• DATA PROVIDED:
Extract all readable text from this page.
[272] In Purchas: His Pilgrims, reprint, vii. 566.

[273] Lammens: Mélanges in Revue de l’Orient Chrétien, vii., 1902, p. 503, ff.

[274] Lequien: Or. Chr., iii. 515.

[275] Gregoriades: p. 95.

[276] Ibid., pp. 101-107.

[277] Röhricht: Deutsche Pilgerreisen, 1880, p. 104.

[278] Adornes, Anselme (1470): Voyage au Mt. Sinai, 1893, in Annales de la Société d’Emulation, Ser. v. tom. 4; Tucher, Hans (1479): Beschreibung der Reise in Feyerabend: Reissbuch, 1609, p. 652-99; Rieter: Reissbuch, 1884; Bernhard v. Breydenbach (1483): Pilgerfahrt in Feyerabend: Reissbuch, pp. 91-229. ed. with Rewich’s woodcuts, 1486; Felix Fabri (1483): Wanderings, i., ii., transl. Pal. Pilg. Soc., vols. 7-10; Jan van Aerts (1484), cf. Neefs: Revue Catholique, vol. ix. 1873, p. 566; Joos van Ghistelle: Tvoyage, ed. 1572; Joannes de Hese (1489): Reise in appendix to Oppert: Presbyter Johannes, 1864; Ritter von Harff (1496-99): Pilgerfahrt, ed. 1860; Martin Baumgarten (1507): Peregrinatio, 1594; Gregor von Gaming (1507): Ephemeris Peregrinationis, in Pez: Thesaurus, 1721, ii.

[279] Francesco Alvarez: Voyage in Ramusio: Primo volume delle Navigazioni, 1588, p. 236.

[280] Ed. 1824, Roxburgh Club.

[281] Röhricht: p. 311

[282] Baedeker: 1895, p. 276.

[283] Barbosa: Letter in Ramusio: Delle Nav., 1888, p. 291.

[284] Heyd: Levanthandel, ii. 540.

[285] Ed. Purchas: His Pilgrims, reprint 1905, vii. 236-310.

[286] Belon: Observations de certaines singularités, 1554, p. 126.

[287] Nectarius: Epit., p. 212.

---

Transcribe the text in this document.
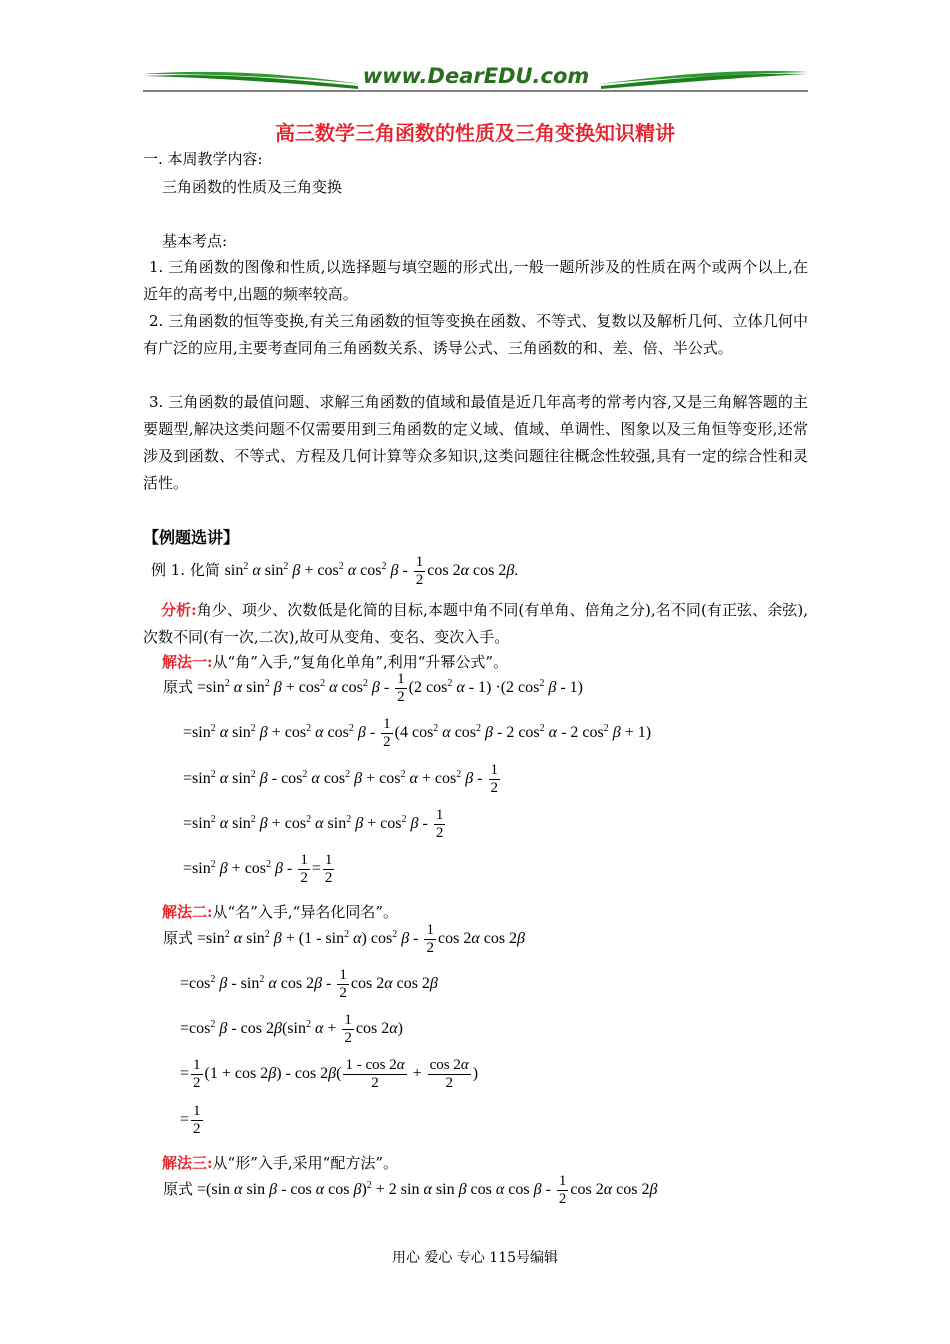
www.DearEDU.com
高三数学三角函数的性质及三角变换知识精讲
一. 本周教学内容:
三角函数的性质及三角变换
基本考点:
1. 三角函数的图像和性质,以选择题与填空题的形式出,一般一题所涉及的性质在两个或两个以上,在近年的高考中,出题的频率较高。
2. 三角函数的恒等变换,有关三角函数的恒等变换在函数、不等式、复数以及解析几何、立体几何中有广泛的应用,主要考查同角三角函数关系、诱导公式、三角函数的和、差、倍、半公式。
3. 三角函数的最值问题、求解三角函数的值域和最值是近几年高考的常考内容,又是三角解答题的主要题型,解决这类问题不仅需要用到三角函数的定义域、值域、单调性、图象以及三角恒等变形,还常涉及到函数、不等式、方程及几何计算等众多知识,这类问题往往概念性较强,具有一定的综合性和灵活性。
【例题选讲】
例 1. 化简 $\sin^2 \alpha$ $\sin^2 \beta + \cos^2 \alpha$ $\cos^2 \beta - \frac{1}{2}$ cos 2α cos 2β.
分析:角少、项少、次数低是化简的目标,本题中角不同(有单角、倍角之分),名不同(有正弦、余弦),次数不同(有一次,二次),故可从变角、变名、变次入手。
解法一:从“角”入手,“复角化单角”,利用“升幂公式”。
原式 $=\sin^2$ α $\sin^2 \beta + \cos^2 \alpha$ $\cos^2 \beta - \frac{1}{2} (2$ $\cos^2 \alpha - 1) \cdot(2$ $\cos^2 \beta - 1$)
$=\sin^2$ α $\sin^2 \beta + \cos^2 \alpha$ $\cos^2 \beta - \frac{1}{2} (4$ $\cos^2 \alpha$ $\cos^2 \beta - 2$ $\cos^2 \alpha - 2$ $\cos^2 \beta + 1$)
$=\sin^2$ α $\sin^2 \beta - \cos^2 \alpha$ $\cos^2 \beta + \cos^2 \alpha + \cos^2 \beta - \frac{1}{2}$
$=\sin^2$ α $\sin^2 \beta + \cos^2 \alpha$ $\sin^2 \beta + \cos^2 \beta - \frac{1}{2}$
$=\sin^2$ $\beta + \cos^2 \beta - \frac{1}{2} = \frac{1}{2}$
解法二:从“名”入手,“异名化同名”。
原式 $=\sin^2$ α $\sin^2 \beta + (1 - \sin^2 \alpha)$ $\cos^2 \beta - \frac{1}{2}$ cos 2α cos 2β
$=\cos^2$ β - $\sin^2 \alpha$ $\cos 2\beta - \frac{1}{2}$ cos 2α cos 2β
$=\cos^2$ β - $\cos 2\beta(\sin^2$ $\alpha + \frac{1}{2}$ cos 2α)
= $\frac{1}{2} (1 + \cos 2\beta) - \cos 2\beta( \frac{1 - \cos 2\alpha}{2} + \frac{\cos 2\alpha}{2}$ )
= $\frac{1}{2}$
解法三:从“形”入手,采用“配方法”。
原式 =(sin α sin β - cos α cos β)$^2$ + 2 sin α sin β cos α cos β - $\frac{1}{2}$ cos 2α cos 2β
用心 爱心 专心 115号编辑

• REQUIRED WORK: Copy out every line that includes the word "reprint".

• EXERCISE ANSWER:
[272] In Purchas: His Pilgrims, reprint, vii. 566.
[285] Ed. Purchas: His Pilgrims, reprint 1905, vii. 236-310.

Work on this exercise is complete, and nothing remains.